» Work to do: Reproduce every record exactly as it appears, but not the pictures.

[Stored data]
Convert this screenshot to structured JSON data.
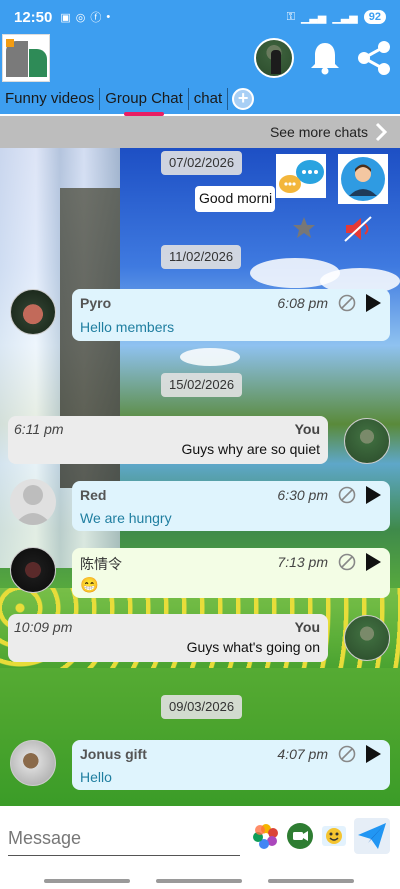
{
  "status_bar": {
    "time": "12:50",
    "battery": "92"
  },
  "header": {
    "tabs": [
      {
        "label": "Funny videos"
      },
      {
        "label": "Group Chat"
      },
      {
        "label": "chat"
      }
    ],
    "add_tab": "+"
  },
  "see_more": {
    "label": "See more chats"
  },
  "messages": [
    {
      "type": "date",
      "text": "07/02/2026"
    },
    {
      "type": "system_partial",
      "text": "Good morni"
    },
    {
      "type": "date",
      "text": "11/02/2026"
    },
    {
      "type": "in",
      "sender": "Pyro",
      "time": "6:08 pm",
      "text": "Hello members"
    },
    {
      "type": "date",
      "text": "15/02/2026"
    },
    {
      "type": "out",
      "label": "You",
      "time": "6:11 pm",
      "text": "Guys why are so quiet"
    },
    {
      "type": "in",
      "sender": "Red",
      "time": "6:30 pm",
      "text": "We are hungry"
    },
    {
      "type": "in",
      "sender": "陈情令",
      "time": "7:13 pm",
      "text": "😁"
    },
    {
      "type": "out",
      "label": "You",
      "time": "10:09 pm",
      "text": "Guys what's going on"
    },
    {
      "type": "date",
      "text": "09/03/2026"
    },
    {
      "type": "in",
      "sender": "Jonus gift",
      "time": "4:07 pm",
      "text": "Hello"
    }
  ],
  "input": {
    "placeholder": "Message"
  },
  "colors": {
    "header": "#3d9ef0",
    "active_tab_indicator": "#e91e63",
    "incoming_bubble": "#dff4fd",
    "outgoing_bubble": "#ececec"
  }
}
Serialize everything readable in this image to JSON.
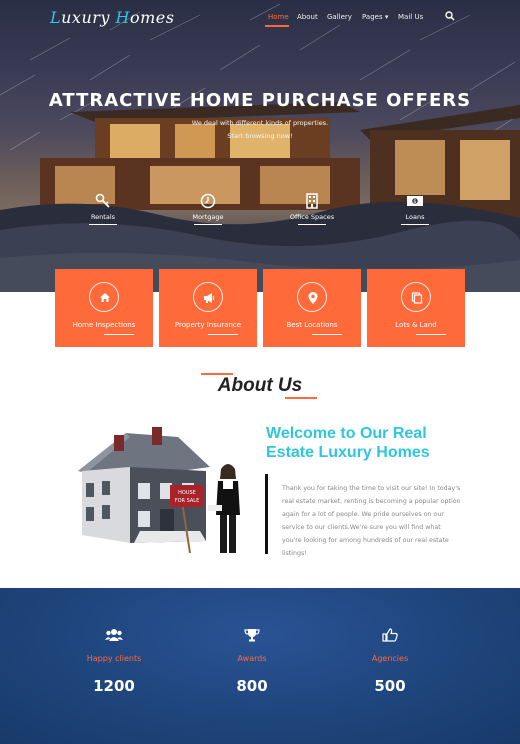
{
  "brand": {
    "logo_part1": "L",
    "logo_part2": "uxury ",
    "logo_part3": "H",
    "logo_part4": "omes",
    "accent_color": "#2fc6e0"
  },
  "nav": {
    "items": [
      "Home",
      "About",
      "Gallery",
      "Pages",
      "Mail Us"
    ],
    "active": "Home",
    "pages_caret": "▾"
  },
  "hero": {
    "title": "ATTRACTIVE HOME PURCHASE OFFERS",
    "subtitle_line1": "We deal with different kinds of properties.",
    "subtitle_line2": "Start browsing now!",
    "features": [
      {
        "label": "Rentals",
        "icon": "key-icon"
      },
      {
        "label": "Mortgage",
        "icon": "clock-icon"
      },
      {
        "label": "Office Spaces",
        "icon": "building-icon"
      },
      {
        "label": "Loans",
        "icon": "money-icon"
      }
    ]
  },
  "services": [
    {
      "label": "Home Inspections",
      "icon": "home-icon"
    },
    {
      "label": "Property Insurance",
      "icon": "megaphone-icon"
    },
    {
      "label": "Best Locations",
      "icon": "map-pin-icon"
    },
    {
      "label": "Lots & Land",
      "icon": "copy-icon"
    }
  ],
  "about": {
    "title": "About Us",
    "welcome_line1": "Welcome to Our Real",
    "welcome_line2": "Estate Luxury Homes",
    "text": "Thank you for taking the time to visit our site! In today's real estate market, renting is becoming a popular option again for a lot of people. We pride ourselves on our service to our clients.We're sure you will find what you're looking for among hundreds of our real estate listings!",
    "sign_line1": "HOUSE",
    "sign_line2": "FOR SALE"
  },
  "stats": [
    {
      "label": "Happy clients",
      "value": "1200",
      "icon": "users-icon"
    },
    {
      "label": "Awards",
      "value": "800",
      "icon": "trophy-icon"
    },
    {
      "label": "Agencies",
      "value": "500",
      "icon": "thumbs-up-icon"
    }
  ],
  "colors": {
    "accent": "#ff6a3a",
    "stats_bg": "#1f467e",
    "cyan": "#2fc6e0"
  }
}
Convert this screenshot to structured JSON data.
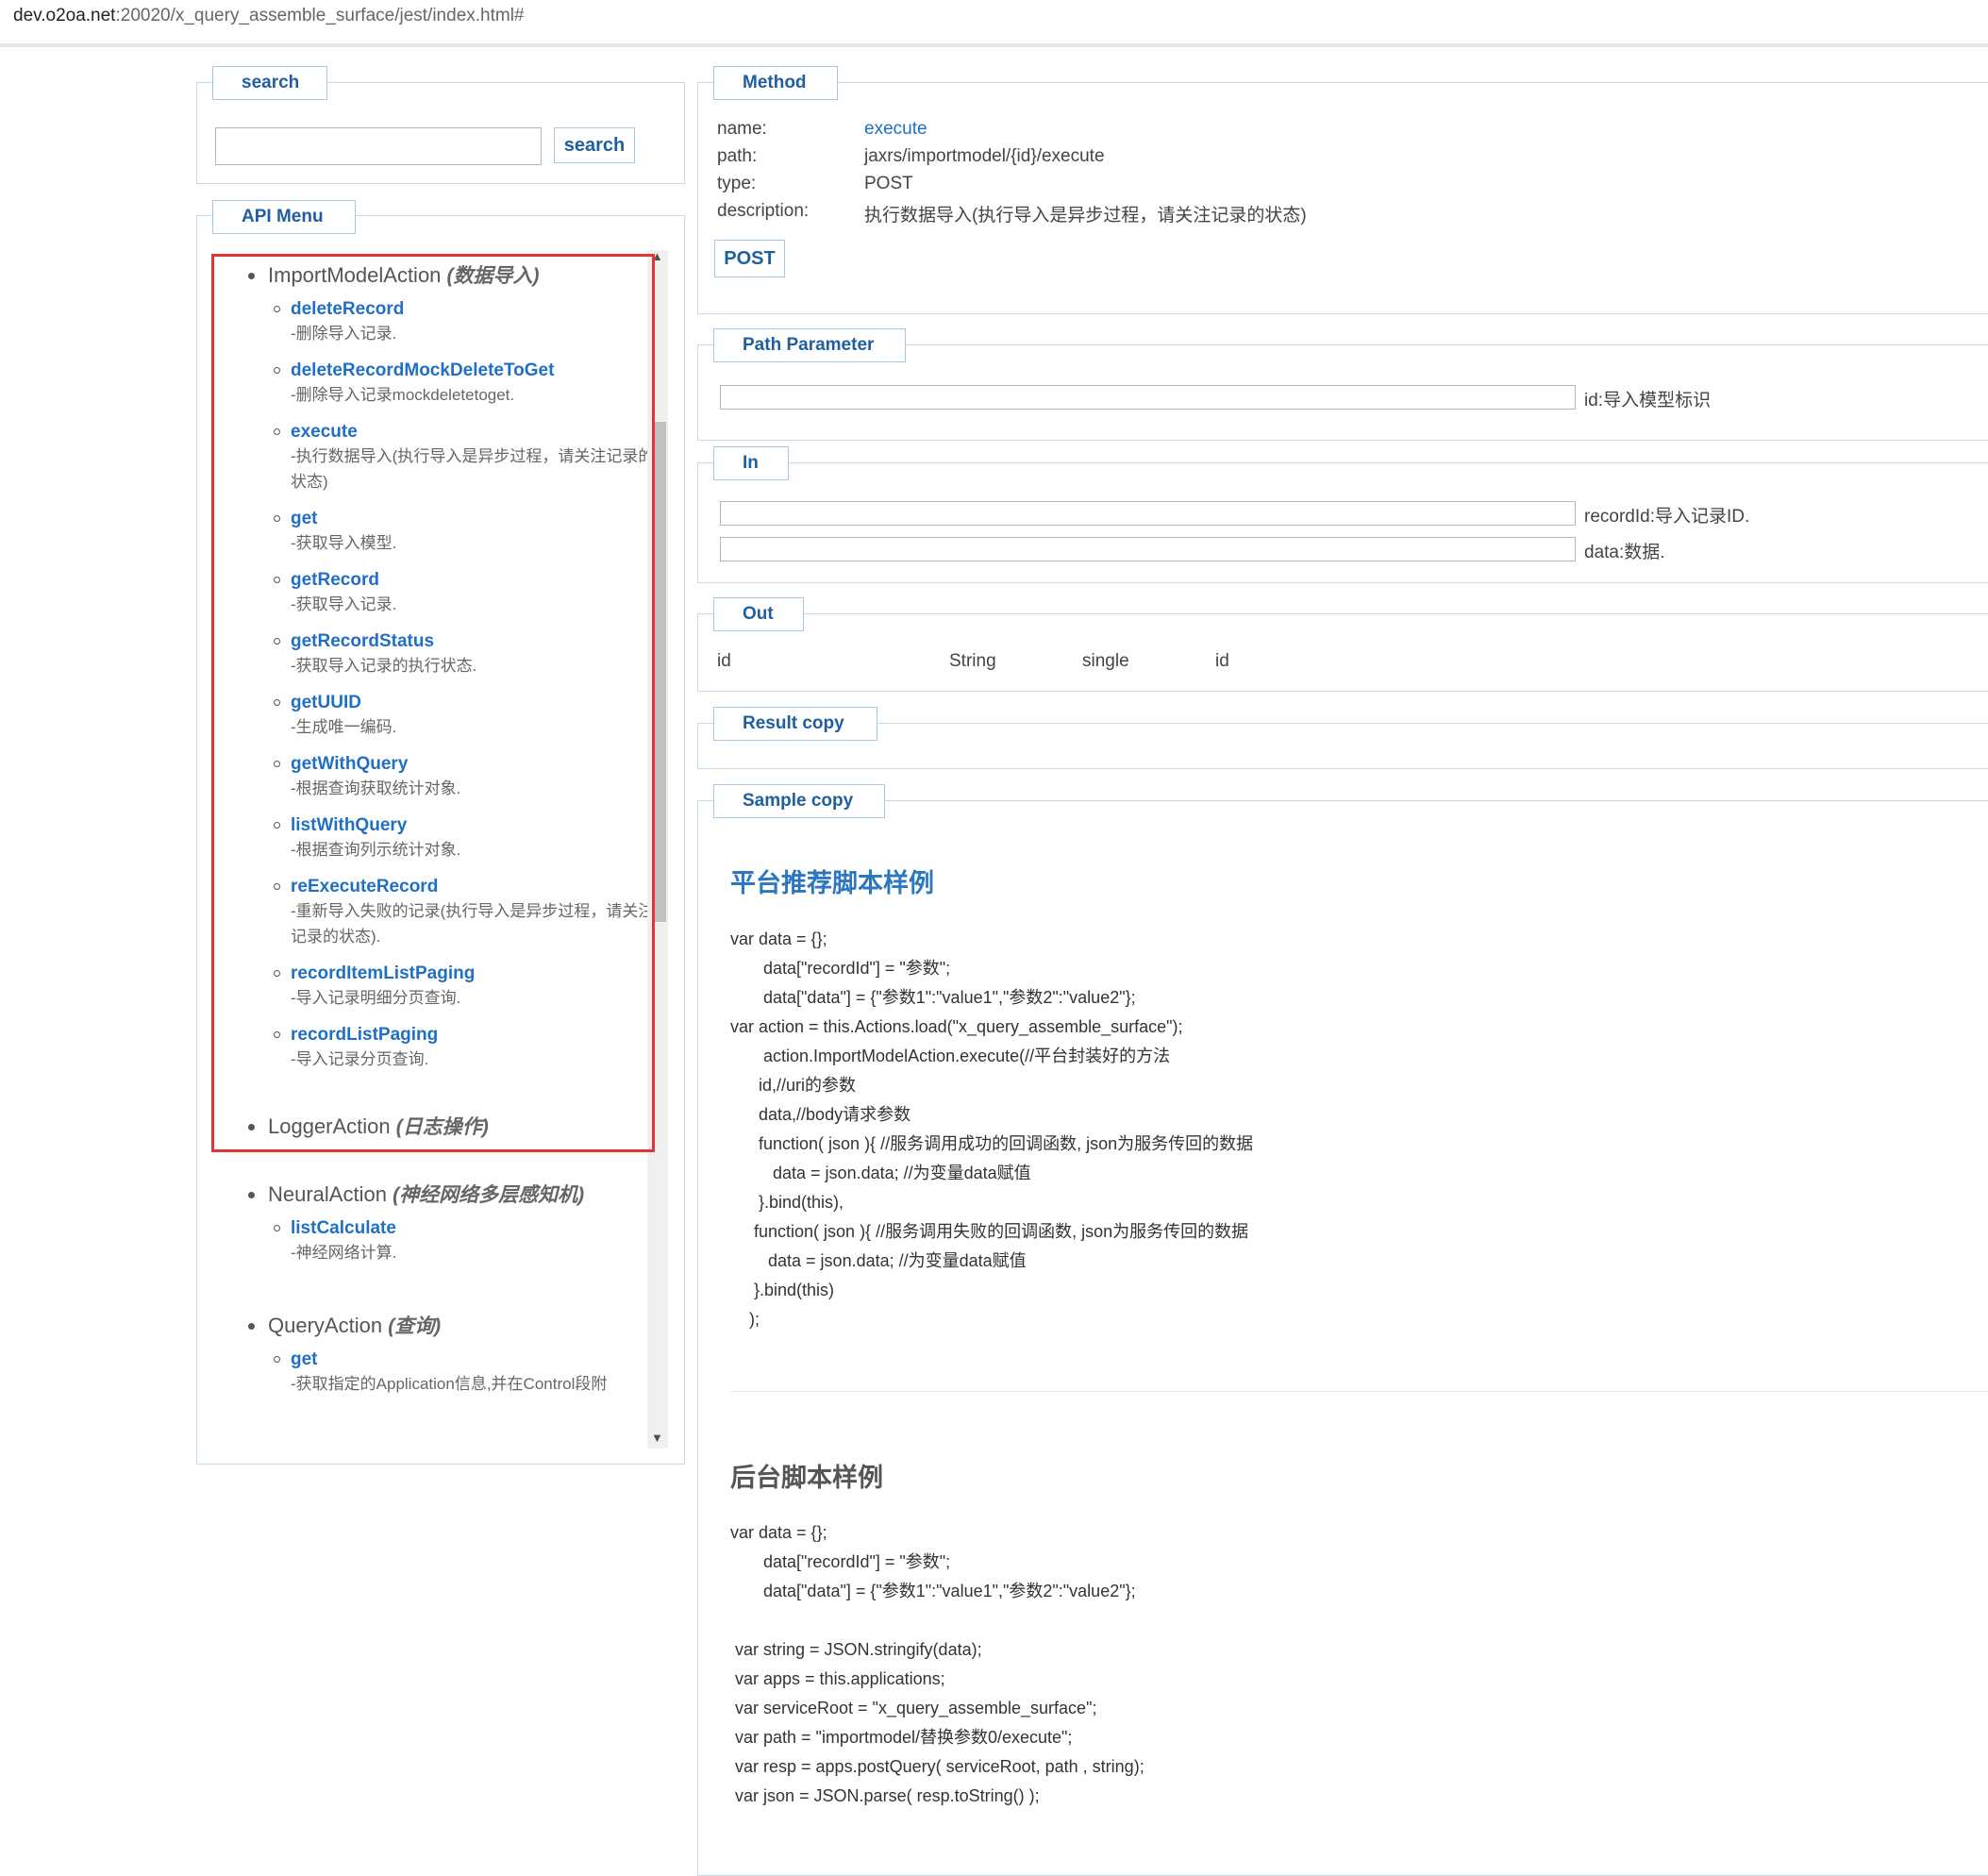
{
  "browser": {
    "url_host": "dev.o2oa.net",
    "url_rest": ":20020/x_query_assemble_surface/jest/index.html#"
  },
  "search": {
    "legend": "search",
    "button": "search",
    "input_value": ""
  },
  "api_menu": {
    "legend": "API Menu",
    "groups": [
      {
        "name": "ImportModelAction",
        "cn": "(数据导入)",
        "items": [
          {
            "name": "deleteRecord",
            "desc": "-删除导入记录."
          },
          {
            "name": "deleteRecordMockDeleteToGet",
            "desc": "-删除导入记录mockdeletetoget."
          },
          {
            "name": "execute",
            "desc": "-执行数据导入(执行导入是异步过程，请关注记录的状态)"
          },
          {
            "name": "get",
            "desc": "-获取导入模型."
          },
          {
            "name": "getRecord",
            "desc": "-获取导入记录."
          },
          {
            "name": "getRecordStatus",
            "desc": "-获取导入记录的执行状态."
          },
          {
            "name": "getUUID",
            "desc": "-生成唯一编码."
          },
          {
            "name": "getWithQuery",
            "desc": "-根据查询获取统计对象."
          },
          {
            "name": "listWithQuery",
            "desc": "-根据查询列示统计对象."
          },
          {
            "name": "reExecuteRecord",
            "desc": "-重新导入失败的记录(执行导入是异步过程，请关注记录的状态)."
          },
          {
            "name": "recordItemListPaging",
            "desc": "-导入记录明细分页查询."
          },
          {
            "name": "recordListPaging",
            "desc": "-导入记录分页查询."
          }
        ]
      },
      {
        "name": "LoggerAction",
        "cn": "(日志操作)",
        "items": []
      },
      {
        "name": "NeuralAction",
        "cn": "(神经网络多层感知机)",
        "items": [
          {
            "name": "listCalculate",
            "desc": "-神经网络计算."
          }
        ]
      },
      {
        "name": "QueryAction",
        "cn": "(查询)",
        "items": [
          {
            "name": "get",
            "desc": "-获取指定的Application信息,并在Control段附"
          }
        ]
      }
    ]
  },
  "method": {
    "legend": "Method",
    "name_label": "name:",
    "name_value": "execute",
    "path_label": "path:",
    "path_value": "jaxrs/importmodel/{id}/execute",
    "type_label": "type:",
    "type_value": "POST",
    "desc_label": "description:",
    "desc_value": "执行数据导入(执行导入是异步过程，请关注记录的状态)",
    "button": "POST"
  },
  "path_parameter": {
    "legend": "Path Parameter",
    "fields": [
      {
        "label": "id:导入模型标识"
      }
    ]
  },
  "in": {
    "legend": "In",
    "fields": [
      {
        "label": "recordId:导入记录ID."
      },
      {
        "label": "data:数据."
      }
    ]
  },
  "out": {
    "legend": "Out",
    "row": [
      "id",
      "String",
      "single",
      "id"
    ]
  },
  "result": {
    "legend": "Result copy"
  },
  "sample": {
    "legend": "Sample copy",
    "platform_title": "平台推荐脚本样例",
    "platform_code": [
      "var data = {};",
      "       data[\"recordId\"] = \"参数\";",
      "       data[\"data\"] = {\"参数1\":\"value1\",\"参数2\":\"value2\"};",
      "var action = this.Actions.load(\"x_query_assemble_surface\");",
      "       action.ImportModelAction.execute(//平台封装好的方法",
      "      id,//uri的参数",
      "      data,//body请求参数",
      "      function( json ){ //服务调用成功的回调函数, json为服务传回的数据",
      "         data = json.data; //为变量data赋值",
      "      }.bind(this),",
      "     function( json ){ //服务调用失败的回调函数, json为服务传回的数据",
      "        data = json.data; //为变量data赋值",
      "     }.bind(this)",
      "    );"
    ],
    "backend_title": "后台脚本样例",
    "backend_code": [
      "var data = {};",
      "       data[\"recordId\"] = \"参数\";",
      "       data[\"data\"] = {\"参数1\":\"value1\",\"参数2\":\"value2\"};",
      "",
      " var string = JSON.stringify(data);",
      " var apps = this.applications;",
      " var serviceRoot = \"x_query_assemble_surface\";",
      " var path = \"importmodel/替换参数0/execute\";",
      " var resp = apps.postQuery( serviceRoot, path , string);",
      " var json = JSON.parse( resp.toString() );"
    ]
  }
}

» Result for this task:
Convert this screenshot to structured JSON data.
{
  "status_bar": {
    "time": "12:50",
    "battery": "92"
  },
  "header": {
    "tabs": [
      {
        "label": "Funny videos"
      },
      {
        "label": "Group Chat"
      },
      {
        "label": "chat"
      }
    ],
    "add_tab": "+"
  },
  "see_more": {
    "label": "See more chats"
  },
  "messages": [
    {
      "type": "date",
      "text": "07/02/2026"
    },
    {
      "type": "system_partial",
      "text": "Good morni"
    },
    {
      "type": "date",
      "text": "11/02/2026"
    },
    {
      "type": "in",
      "sender": "Pyro",
      "time": "6:08 pm",
      "text": "Hello members"
    },
    {
      "type": "date",
      "text": "15/02/2026"
    },
    {
      "type": "out",
      "label": "You",
      "time": "6:11 pm",
      "text": "Guys why are so quiet"
    },
    {
      "type": "in",
      "sender": "Red",
      "time": "6:30 pm",
      "text": "We are hungry"
    },
    {
      "type": "in",
      "sender": "陈情令",
      "time": "7:13 pm",
      "text": "😁"
    },
    {
      "type": "out",
      "label": "You",
      "time": "10:09 pm",
      "text": "Guys what's going on"
    },
    {
      "type": "date",
      "text": "09/03/2026"
    },
    {
      "type": "in",
      "sender": "Jonus gift",
      "time": "4:07 pm",
      "text": "Hello"
    }
  ],
  "input": {
    "placeholder": "Message"
  },
  "colors": {
    "header": "#3d9ef0",
    "active_tab_indicator": "#e91e63",
    "incoming_bubble": "#dff4fd",
    "outgoing_bubble": "#ececec"
  }
}
Serialize everything readable in this image to JSON.
{
  "brand": {
    "logo_part1": "L",
    "logo_part2": "uxury ",
    "logo_part3": "H",
    "logo_part4": "omes",
    "accent_color": "#2fc6e0"
  },
  "nav": {
    "items": [
      "Home",
      "About",
      "Gallery",
      "Pages",
      "Mail Us"
    ],
    "active": "Home",
    "pages_caret": "▾"
  },
  "hero": {
    "title": "ATTRACTIVE HOME PURCHASE OFFERS",
    "subtitle_line1": "We deal with different kinds of properties.",
    "subtitle_line2": "Start browsing now!",
    "features": [
      {
        "label": "Rentals",
        "icon": "key-icon"
      },
      {
        "label": "Mortgage",
        "icon": "clock-icon"
      },
      {
        "label": "Office Spaces",
        "icon": "building-icon"
      },
      {
        "label": "Loans",
        "icon": "money-icon"
      }
    ]
  },
  "services": [
    {
      "label": "Home Inspections",
      "icon": "home-icon"
    },
    {
      "label": "Property Insurance",
      "icon": "megaphone-icon"
    },
    {
      "label": "Best Locations",
      "icon": "map-pin-icon"
    },
    {
      "label": "Lots & Land",
      "icon": "copy-icon"
    }
  ],
  "about": {
    "title": "About Us",
    "welcome_line1": "Welcome to Our Real",
    "welcome_line2": "Estate Luxury Homes",
    "text": "Thank you for taking the time to visit our site! In today's real estate market, renting is becoming a popular option again for a lot of people. We pride ourselves on our service to our clients.We're sure you will find what you're looking for among hundreds of our real estate listings!",
    "sign_line1": "HOUSE",
    "sign_line2": "FOR SALE"
  },
  "stats": [
    {
      "label": "Happy clients",
      "value": "1200",
      "icon": "users-icon"
    },
    {
      "label": "Awards",
      "value": "800",
      "icon": "trophy-icon"
    },
    {
      "label": "Agencies",
      "value": "500",
      "icon": "thumbs-up-icon"
    }
  ],
  "colors": {
    "accent": "#ff6a3a",
    "stats_bg": "#1f467e",
    "cyan": "#2fc6e0"
  }
}
Convert this screenshot to structured JSON data.
{
  "browser": {
    "url_host": "dev.o2oa.net",
    "url_rest": ":20020/x_query_assemble_surface/jest/index.html#"
  },
  "search": {
    "legend": "search",
    "button": "search",
    "input_value": ""
  },
  "api_menu": {
    "legend": "API Menu",
    "groups": [
      {
        "name": "ImportModelAction",
        "cn": "(数据导入)",
        "items": [
          {
            "name": "deleteRecord",
            "desc": "-删除导入记录."
          },
          {
            "name": "deleteRecordMockDeleteToGet",
            "desc": "-删除导入记录mockdeletetoget."
          },
          {
            "name": "execute",
            "desc": "-执行数据导入(执行导入是异步过程，请关注记录的状态)"
          },
          {
            "name": "get",
            "desc": "-获取导入模型."
          },
          {
            "name": "getRecord",
            "desc": "-获取导入记录."
          },
          {
            "name": "getRecordStatus",
            "desc": "-获取导入记录的执行状态."
          },
          {
            "name": "getUUID",
            "desc": "-生成唯一编码."
          },
          {
            "name": "getWithQuery",
            "desc": "-根据查询获取统计对象."
          },
          {
            "name": "listWithQuery",
            "desc": "-根据查询列示统计对象."
          },
          {
            "name": "reExecuteRecord",
            "desc": "-重新导入失败的记录(执行导入是异步过程，请关注记录的状态)."
          },
          {
            "name": "recordItemListPaging",
            "desc": "-导入记录明细分页查询."
          },
          {
            "name": "recordListPaging",
            "desc": "-导入记录分页查询."
          }
        ]
      },
      {
        "name": "LoggerAction",
        "cn": "(日志操作)",
        "items": []
      },
      {
        "name": "NeuralAction",
        "cn": "(神经网络多层感知机)",
        "items": [
          {
            "name": "listCalculate",
            "desc": "-神经网络计算."
          }
        ]
      },
      {
        "name": "QueryAction",
        "cn": "(查询)",
        "items": [
          {
            "name": "get",
            "desc": "-获取指定的Application信息,并在Control段附"
          }
        ]
      }
    ]
  },
  "method": {
    "legend": "Method",
    "name_label": "name:",
    "name_value": "execute",
    "path_label": "path:",
    "path_value": "jaxrs/importmodel/{id}/execute",
    "type_label": "type:",
    "type_value": "POST",
    "desc_label": "description:",
    "desc_value": "执行数据导入(执行导入是异步过程，请关注记录的状态)",
    "button": "POST"
  },
  "path_parameter": {
    "legend": "Path Parameter",
    "fields": [
      {
        "label": "id:导入模型标识"
      }
    ]
  },
  "in": {
    "legend": "In",
    "fields": [
      {
        "label": "recordId:导入记录ID."
      },
      {
        "label": "data:数据."
      }
    ]
  },
  "out": {
    "legend": "Out",
    "row": [
      "id",
      "String",
      "single",
      "id"
    ]
  },
  "result": {
    "legend": "Result copy"
  },
  "sample": {
    "legend": "Sample copy",
    "platform_title": "平台推荐脚本样例",
    "platform_code": [
      "var data = {};",
      "       data[\"recordId\"] = \"参数\";",
      "       data[\"data\"] = {\"参数1\":\"value1\",\"参数2\":\"value2\"};",
      "var action = this.Actions.load(\"x_query_assemble_surface\");",
      "       action.ImportModelAction.execute(//平台封装好的方法",
      "      id,//uri的参数",
      "      data,//body请求参数",
      "      function( json ){ //服务调用成功的回调函数, json为服务传回的数据",
      "         data = json.data; //为变量data赋值",
      "      }.bind(this),",
      "     function( json ){ //服务调用失败的回调函数, json为服务传回的数据",
      "        data = json.data; //为变量data赋值",
      "     }.bind(this)",
      "    );"
    ],
    "backend_title": "后台脚本样例",
    "backend_code": [
      "var data = {};",
      "       data[\"recordId\"] = \"参数\";",
      "       data[\"data\"] = {\"参数1\":\"value1\",\"参数2\":\"value2\"};",
      "",
      " var string = JSON.stringify(data);",
      " var apps = this.applications;",
      " var serviceRoot = \"x_query_assemble_surface\";",
      " var path = \"importmodel/替换参数0/execute\";",
      " var resp = apps.postQuery( serviceRoot, path , string);",
      " var json = JSON.parse( resp.toString() );"
    ]
  }
}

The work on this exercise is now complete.